Extract provided:
◆ ◆ ◆ ◆
Ninotsminda (Georgian: ნინოწმინდა ; Armenian: Նինոծմինդա) is a town and a center of the eponymous municipality located in Georgia's southern district of Samtskhe-Javakheti. According to the 2014 census the town has a population of 5,144. The vast majority of the population are Armenians.

History
Translation of the current official name of the settlement means "Saint Nino" in English and it was given to the town in honor of the illuminator of Georgians St. Nino, in 1991.

During the Ottoman rule, this was a sanjak of Çıldır Eyaleti, called Altunkale, which means "golden castle" in Turkish.

Before 1991, the town of Ninotsminda was called Bogdanovka () - a name going back to the history of the Doukhobor settlement in the region in the 1840s. After the conquest of Kars in 1878, some Doukhobors from Bogdanovka moved to the newly created Kars Oblast. Twenty years later, some of them (or their descendants) emigrated from Kars Oblast to Canada, where they established a short-lived village named Bogdanovka in Langham district of Saskatchewan. Another group of emigrants, coming straight from Georgian Bogdanovka, established another Bogdanovka near Pelly, Saskatchewan.
◆ ◆ ◆ ◆
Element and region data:
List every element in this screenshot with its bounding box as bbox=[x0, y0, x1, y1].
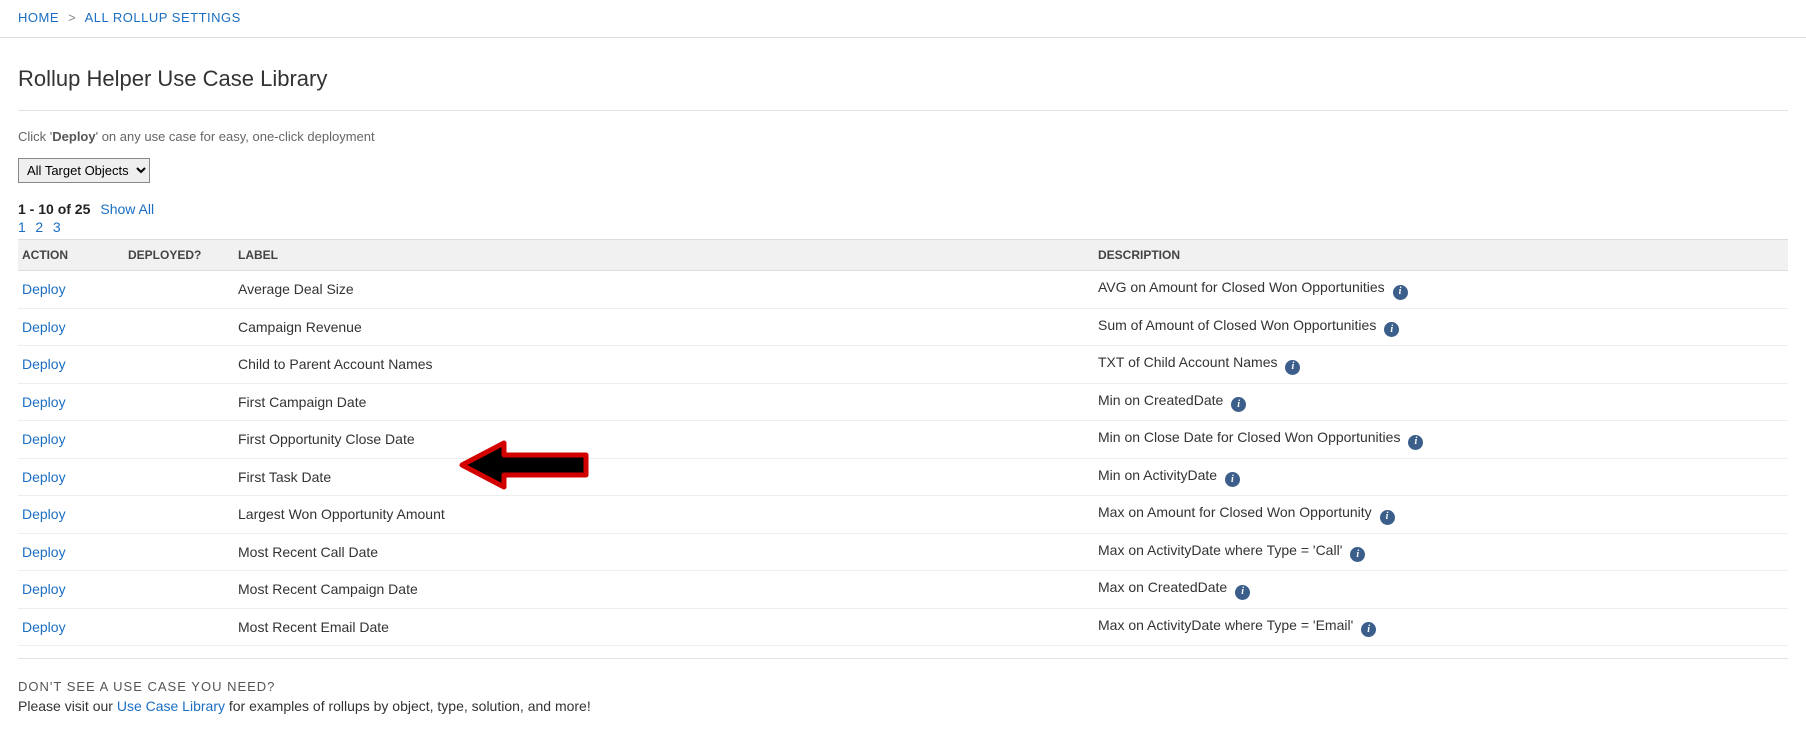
deployed-cell bbox=[128, 571, 238, 609]
info-icon[interactable]: i bbox=[1231, 397, 1246, 412]
breadcrumb-current-link[interactable]: ALL ROLLUP SETTINGS bbox=[85, 10, 241, 25]
deployed-cell bbox=[128, 308, 238, 346]
instruction-text: Click 'Deploy' on any use case for easy,… bbox=[18, 129, 1788, 144]
description-cell: Min on Close Date for Closed Won Opportu… bbox=[1098, 421, 1788, 459]
page-title: Rollup Helper Use Case Library bbox=[18, 66, 1788, 111]
page-1-link[interactable]: 1 bbox=[18, 219, 26, 235]
deploy-link[interactable]: Deploy bbox=[22, 431, 66, 447]
label-cell: Most Recent Campaign Date bbox=[238, 571, 1098, 609]
footer-heading: DON'T SEE A USE CASE YOU NEED? bbox=[18, 679, 1788, 694]
page-2-link[interactable]: 2 bbox=[35, 219, 43, 235]
table-row: Deploy Most Recent Campaign DateMax on Cr… bbox=[18, 571, 1788, 609]
deployed-cell bbox=[128, 496, 238, 534]
description-cell: Sum of Amount of Closed Won Opportunitie… bbox=[1098, 308, 1788, 346]
label-cell: First Task Date bbox=[238, 458, 1098, 496]
deploy-link[interactable]: Deploy bbox=[22, 469, 66, 485]
deployed-cell bbox=[128, 421, 238, 459]
show-all-link[interactable]: Show All bbox=[100, 201, 154, 217]
info-icon[interactable]: i bbox=[1350, 547, 1365, 562]
use-case-library-link[interactable]: Use Case Library bbox=[117, 698, 225, 714]
table-row: Deploy First Opportunity Close DateMin on… bbox=[18, 421, 1788, 459]
column-header-description: DESCRIPTION bbox=[1098, 240, 1788, 271]
description-cell: Max on ActivityDate where Type = 'Email'… bbox=[1098, 608, 1788, 646]
info-icon[interactable]: i bbox=[1380, 510, 1395, 525]
deployed-cell bbox=[128, 271, 238, 309]
deploy-link[interactable]: Deploy bbox=[22, 506, 66, 522]
table-row: Deploy Largest Won Opportunity AmountMax … bbox=[18, 496, 1788, 534]
info-icon[interactable]: i bbox=[1361, 622, 1376, 637]
target-object-select[interactable]: All Target Objects bbox=[18, 158, 150, 183]
table-row: Deploy First Task DateMin on ActivityDate… bbox=[18, 458, 1788, 496]
info-icon[interactable]: i bbox=[1393, 285, 1408, 300]
deploy-link[interactable]: Deploy bbox=[22, 619, 66, 635]
label-cell: Average Deal Size bbox=[238, 271, 1098, 309]
column-header-deployed: DEPLOYED? bbox=[128, 240, 238, 271]
description-cell: Min on CreatedDate i bbox=[1098, 383, 1788, 421]
table-row: Deploy Child to Parent Account NamesTXT o… bbox=[18, 346, 1788, 384]
deploy-link[interactable]: Deploy bbox=[22, 319, 66, 335]
info-icon[interactable]: i bbox=[1235, 585, 1250, 600]
deploy-link[interactable]: Deploy bbox=[22, 544, 66, 560]
description-cell: AVG on Amount for Closed Won Opportuniti… bbox=[1098, 271, 1788, 309]
deployed-cell bbox=[128, 608, 238, 646]
deployed-cell bbox=[128, 383, 238, 421]
description-cell: Min on ActivityDate i bbox=[1098, 458, 1788, 496]
table-row: Deploy First Campaign DateMin on CreatedD… bbox=[18, 383, 1788, 421]
label-cell: First Opportunity Close Date bbox=[238, 421, 1098, 459]
label-cell: Child to Parent Account Names bbox=[238, 346, 1098, 384]
description-cell: Max on ActivityDate where Type = 'Call' … bbox=[1098, 533, 1788, 571]
deployed-cell bbox=[128, 533, 238, 571]
label-cell: First Campaign Date bbox=[238, 383, 1098, 421]
breadcrumb-home-link[interactable]: HOME bbox=[18, 10, 59, 25]
breadcrumb: HOME > ALL ROLLUP SETTINGS bbox=[0, 0, 1806, 38]
description-cell: Max on CreatedDate i bbox=[1098, 571, 1788, 609]
deploy-link[interactable]: Deploy bbox=[22, 356, 66, 372]
deploy-link[interactable]: Deploy bbox=[22, 394, 66, 410]
table-row: Deploy Average Deal SizeAVG on Amount for… bbox=[18, 271, 1788, 309]
deploy-link[interactable]: Deploy bbox=[22, 281, 66, 297]
deployed-cell bbox=[128, 346, 238, 384]
column-header-action: ACTION bbox=[18, 240, 128, 271]
label-cell: Most Recent Email Date bbox=[238, 608, 1098, 646]
pagination-pages: 1 2 3 bbox=[18, 219, 1788, 235]
column-header-label: LABEL bbox=[238, 240, 1098, 271]
info-icon[interactable]: i bbox=[1384, 322, 1399, 337]
deploy-link[interactable]: Deploy bbox=[22, 581, 66, 597]
deployed-cell bbox=[128, 458, 238, 496]
page-3-link[interactable]: 3 bbox=[53, 219, 61, 235]
table-row: Deploy Campaign RevenueSum of Amount of C… bbox=[18, 308, 1788, 346]
footer-text: Please visit our Use Case Library for ex… bbox=[18, 698, 1788, 714]
label-cell: Campaign Revenue bbox=[238, 308, 1098, 346]
info-icon[interactable]: i bbox=[1285, 360, 1300, 375]
info-icon[interactable]: i bbox=[1408, 435, 1423, 450]
table-row: Deploy Most Recent Call DateMax on Activi… bbox=[18, 533, 1788, 571]
label-cell: Largest Won Opportunity Amount bbox=[238, 496, 1098, 534]
table-row: Deploy Most Recent Email DateMax on Activ… bbox=[18, 608, 1788, 646]
pagination-range: 1 - 10 of 25 bbox=[18, 201, 90, 217]
description-cell: TXT of Child Account Names i bbox=[1098, 346, 1788, 384]
label-cell: Most Recent Call Date bbox=[238, 533, 1098, 571]
breadcrumb-separator: > bbox=[68, 10, 76, 25]
info-icon[interactable]: i bbox=[1225, 472, 1240, 487]
use-case-table: ACTION DEPLOYED? LABEL DESCRIPTION Deplo… bbox=[18, 239, 1788, 646]
description-cell: Max on Amount for Closed Won Opportunity… bbox=[1098, 496, 1788, 534]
◆ ◆ ◆ ◆
To be done:
1 – In the passage about Ninotsminda, what was the town called before 1991?
2 – From the rows, reproduce verbatim the lines between the one containing "deployed-cell bbox=[128, 571, 238, 609]" and the one containing "instruction-text: Click 'Deploy'", inclusive.

Task-by-task outputs:
1 – Bogdanovka

2 –
deployed-cell bbox=[128, 571, 238, 609]
info-icon[interactable]: i bbox=[1231, 397, 1246, 412]
breadcrumb-current-link[interactable]: ALL ROLLUP SETTINGS bbox=[85, 10, 241, 25]
deployed-cell bbox=[128, 308, 238, 346]
instruction-text: Click 'Deploy' on any use case for easy,… bbox=[18, 129, 1788, 144]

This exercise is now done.